Reproduce every line of the listing below verbatim, omitting the pictures.

=== Provided records ===

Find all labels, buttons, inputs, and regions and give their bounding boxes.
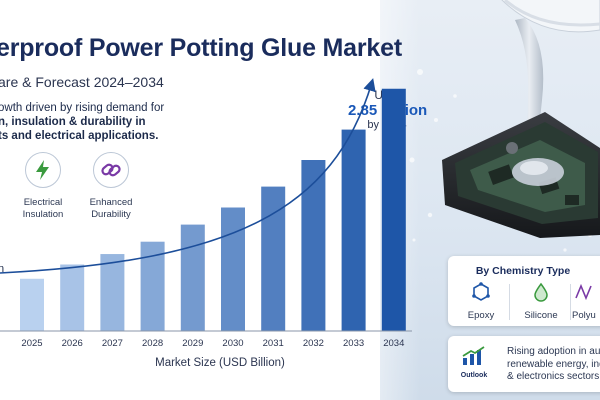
x-tick-label: 2028: [142, 338, 163, 349]
description-line-2: n, insulation & durability in: [0, 116, 146, 128]
bar-2027: [100, 254, 125, 331]
x-tick-label: 2026: [62, 338, 83, 349]
x-tick-label: 2032: [303, 338, 324, 349]
cup-icon: [501, 0, 600, 33]
x-tick-label: 2031: [263, 338, 284, 349]
description: owth driven by rising demand for n, insu…: [0, 101, 164, 143]
bar-2031: [261, 186, 286, 331]
start-value-label: n: [0, 263, 5, 275]
trend-arrow: [0, 78, 376, 274]
x-tick-label: 2025: [21, 338, 42, 349]
bar-2025: [20, 278, 44, 331]
x-tick-label: 2033: [343, 338, 364, 349]
chemistry-label: Silicone: [524, 310, 558, 321]
chemistry-item-polyurethane: Polyu: [572, 282, 600, 321]
outlook-badge-label: Outlook: [460, 372, 488, 379]
chemistry-item-epoxy: Epoxy: [450, 282, 512, 321]
lightning-bolt-icon: [25, 152, 61, 188]
polymer-icon: [575, 283, 592, 301]
feature-electrical-insulation: Electrical Insulation: [3, 152, 83, 221]
growth-chart-icon: [462, 346, 485, 365]
x-tick-label: 2029: [182, 338, 203, 349]
bar-2029: [180, 224, 205, 331]
panel-title: By Chemistry Type: [475, 265, 571, 277]
bar-2030: [221, 207, 245, 331]
x-tick-label: 2030: [222, 338, 243, 349]
feature-enhanced-durability: Enhanced Durability: [71, 152, 151, 221]
bar-2028: [140, 241, 165, 331]
droplet-icon: [534, 282, 548, 302]
page-title: erproof Power Potting Glue Market: [0, 34, 402, 62]
page-subtitle: are & Forecast 2024–2034: [0, 74, 164, 90]
divider: [570, 284, 571, 320]
description-line-1: owth driven by rising demand for: [0, 102, 165, 114]
bar-2034: [381, 88, 406, 331]
outlook-panel: Outlook Rising adoption in autom renewab…: [448, 336, 600, 392]
outlook-text: Rising adoption in autom renewable energ…: [507, 346, 600, 382]
chemistry-label: Polyu: [572, 310, 596, 321]
feature-label: Electrical Insulation: [22, 197, 64, 220]
bar-2026: [60, 264, 85, 331]
chain-link-icon: [93, 152, 129, 188]
outlook-badge: Outlook: [456, 346, 492, 379]
description-line-3: ts and electrical applications.: [0, 130, 159, 142]
bar-2033: [341, 129, 366, 331]
droplets: [409, 69, 592, 252]
molecule-icon: [472, 282, 490, 301]
feature-label: Enhanced Durability: [89, 197, 133, 220]
x-axis-label: Market Size (USD Billion): [155, 357, 285, 369]
x-tick-label: 2027: [102, 338, 123, 349]
potting-box: [442, 112, 600, 238]
chemistry-type-panel: By Chemistry Type Epoxy Silicone Polyu: [448, 256, 600, 326]
x-tick-label: 2034: [383, 338, 404, 349]
chemistry-item-silicone: Silicone: [510, 282, 572, 321]
divider: [509, 284, 510, 320]
bar-2032: [301, 160, 326, 331]
chemistry-label: Epoxy: [467, 310, 495, 321]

===

> Correct output
Find all labels, buttons, inputs, and regions and give their bounding boxes.
x-tick-label: 2028: [142, 338, 163, 349]
description-line-2: n, insulation & durability in: [0, 116, 146, 128]
bar-2027: [100, 254, 125, 331]
x-tick-label: 2026: [62, 338, 83, 349]
x-tick-label: 2032: [303, 338, 324, 349]
cup-icon: [501, 0, 600, 33]
x-tick-label: 2031: [263, 338, 284, 349]
description: owth driven by rising demand for n, insu…: [0, 101, 164, 143]
bar-2031: [261, 186, 286, 331]
start-value-label: n: [0, 263, 5, 275]
trend-arrow: [0, 78, 376, 274]
x-tick-label: 2025: [21, 338, 42, 349]
bar-2025: [20, 278, 44, 331]
x-tick-label: 2033: [343, 338, 364, 349]
chemistry-label: Silicone: [524, 310, 558, 321]
chemistry-item-polyurethane: Polyu: [572, 282, 600, 321]
outlook-badge-label: Outlook: [460, 372, 488, 379]
chemistry-item-epoxy: Epoxy: [450, 282, 512, 321]
lightning-bolt-icon: [25, 152, 61, 188]
polymer-icon: [575, 283, 592, 301]
feature-electrical-insulation: Electrical Insulation: [3, 152, 83, 221]
growth-chart-icon: [462, 346, 485, 365]
x-tick-label: 2029: [182, 338, 203, 349]
bar-2029: [180, 224, 205, 331]
panel-title: By Chemistry Type: [475, 265, 571, 277]
bar-2030: [221, 207, 245, 331]
x-tick-label: 2030: [222, 338, 243, 349]
feature-enhanced-durability: Enhanced Durability: [71, 152, 151, 221]
bar-2028: [140, 241, 165, 331]
droplet-icon: [534, 282, 548, 302]
page-title: erproof Power Potting Glue Market: [0, 34, 402, 62]
page-subtitle: are & Forecast 2024–2034: [0, 74, 164, 90]
divider: [570, 284, 571, 320]
description-line-1: owth driven by rising demand for: [0, 102, 165, 114]
bar-2034: [381, 88, 406, 331]
outlook-panel: Outlook Rising adoption in autom renewab…: [448, 336, 600, 392]
outlook-text: Rising adoption in autom renewable energ…: [507, 346, 600, 382]
chemistry-label: Polyu: [572, 310, 596, 321]
feature-label: Electrical Insulation: [22, 197, 64, 220]
bar-2026: [60, 264, 85, 331]
chain-link-icon: [93, 152, 129, 188]
outlook-badge: Outlook: [456, 346, 492, 379]
description-line-3: ts and electrical applications.: [0, 130, 159, 142]
bar-2033: [341, 129, 366, 331]
droplets: [409, 69, 592, 252]
molecule-icon: [472, 282, 490, 301]
feature-label: Enhanced Durability: [89, 197, 133, 220]
x-axis-label: Market Size (USD Billion): [155, 357, 285, 369]
x-tick-label: 2027: [102, 338, 123, 349]
potting-box: [442, 112, 600, 238]
chemistry-type-panel: By Chemistry Type Epoxy Silicone Polyu: [448, 256, 600, 326]
x-tick-label: 2034: [383, 338, 404, 349]
chemistry-item-silicone: Silicone: [510, 282, 572, 321]
divider: [509, 284, 510, 320]
bar-2032: [301, 160, 326, 331]
chemistry-label: Epoxy: [467, 310, 495, 321]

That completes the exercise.